_What to work on_
In the data below, find each line containing the string "сумма" and return it.

Saved entries
>> begin
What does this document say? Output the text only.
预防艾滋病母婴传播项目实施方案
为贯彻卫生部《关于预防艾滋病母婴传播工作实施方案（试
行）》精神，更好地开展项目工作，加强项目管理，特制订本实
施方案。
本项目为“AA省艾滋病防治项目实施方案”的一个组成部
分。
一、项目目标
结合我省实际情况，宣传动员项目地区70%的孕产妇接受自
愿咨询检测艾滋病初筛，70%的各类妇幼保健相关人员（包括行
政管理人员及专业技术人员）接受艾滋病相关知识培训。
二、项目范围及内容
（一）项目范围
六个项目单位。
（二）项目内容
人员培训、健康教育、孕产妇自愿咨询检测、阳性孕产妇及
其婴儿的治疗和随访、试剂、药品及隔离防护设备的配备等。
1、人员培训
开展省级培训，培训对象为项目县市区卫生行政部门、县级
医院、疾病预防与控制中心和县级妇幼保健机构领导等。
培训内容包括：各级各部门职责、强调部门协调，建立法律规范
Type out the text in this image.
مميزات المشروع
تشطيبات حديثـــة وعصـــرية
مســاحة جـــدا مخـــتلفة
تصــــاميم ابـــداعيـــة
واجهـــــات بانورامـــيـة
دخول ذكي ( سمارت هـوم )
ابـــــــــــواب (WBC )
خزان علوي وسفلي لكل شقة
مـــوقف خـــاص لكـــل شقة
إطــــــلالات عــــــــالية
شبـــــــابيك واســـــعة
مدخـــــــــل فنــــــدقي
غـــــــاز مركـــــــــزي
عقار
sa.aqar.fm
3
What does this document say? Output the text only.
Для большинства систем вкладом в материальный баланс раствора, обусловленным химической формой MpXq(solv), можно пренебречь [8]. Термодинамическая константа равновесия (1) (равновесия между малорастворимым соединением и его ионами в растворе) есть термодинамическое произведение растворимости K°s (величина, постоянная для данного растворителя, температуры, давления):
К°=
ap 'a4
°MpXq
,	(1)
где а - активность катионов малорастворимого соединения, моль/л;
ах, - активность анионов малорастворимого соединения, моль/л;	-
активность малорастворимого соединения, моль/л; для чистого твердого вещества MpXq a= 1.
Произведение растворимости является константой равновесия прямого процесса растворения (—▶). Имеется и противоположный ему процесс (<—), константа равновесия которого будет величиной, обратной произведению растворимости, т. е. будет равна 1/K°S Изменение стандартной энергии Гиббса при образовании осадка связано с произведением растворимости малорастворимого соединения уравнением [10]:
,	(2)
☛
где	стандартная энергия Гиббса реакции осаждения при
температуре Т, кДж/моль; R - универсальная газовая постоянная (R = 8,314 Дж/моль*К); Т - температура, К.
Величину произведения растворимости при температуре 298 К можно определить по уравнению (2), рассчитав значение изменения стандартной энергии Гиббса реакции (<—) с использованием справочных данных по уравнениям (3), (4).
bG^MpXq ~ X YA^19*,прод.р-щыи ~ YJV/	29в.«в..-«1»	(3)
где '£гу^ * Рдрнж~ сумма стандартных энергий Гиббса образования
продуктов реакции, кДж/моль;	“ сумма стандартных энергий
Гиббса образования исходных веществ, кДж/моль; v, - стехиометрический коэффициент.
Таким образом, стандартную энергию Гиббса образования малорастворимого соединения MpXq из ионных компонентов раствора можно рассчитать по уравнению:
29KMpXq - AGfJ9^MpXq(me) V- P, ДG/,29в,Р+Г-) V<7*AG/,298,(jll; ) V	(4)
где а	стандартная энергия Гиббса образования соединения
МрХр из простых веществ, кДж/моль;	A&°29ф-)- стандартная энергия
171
>> end
_Answer to the task_
где '£гу^ * Рдрнж~ сумма стандартных энергий Гиббса образования
продуктов реакции, кДж/моль;	“ сумма стандартных энергий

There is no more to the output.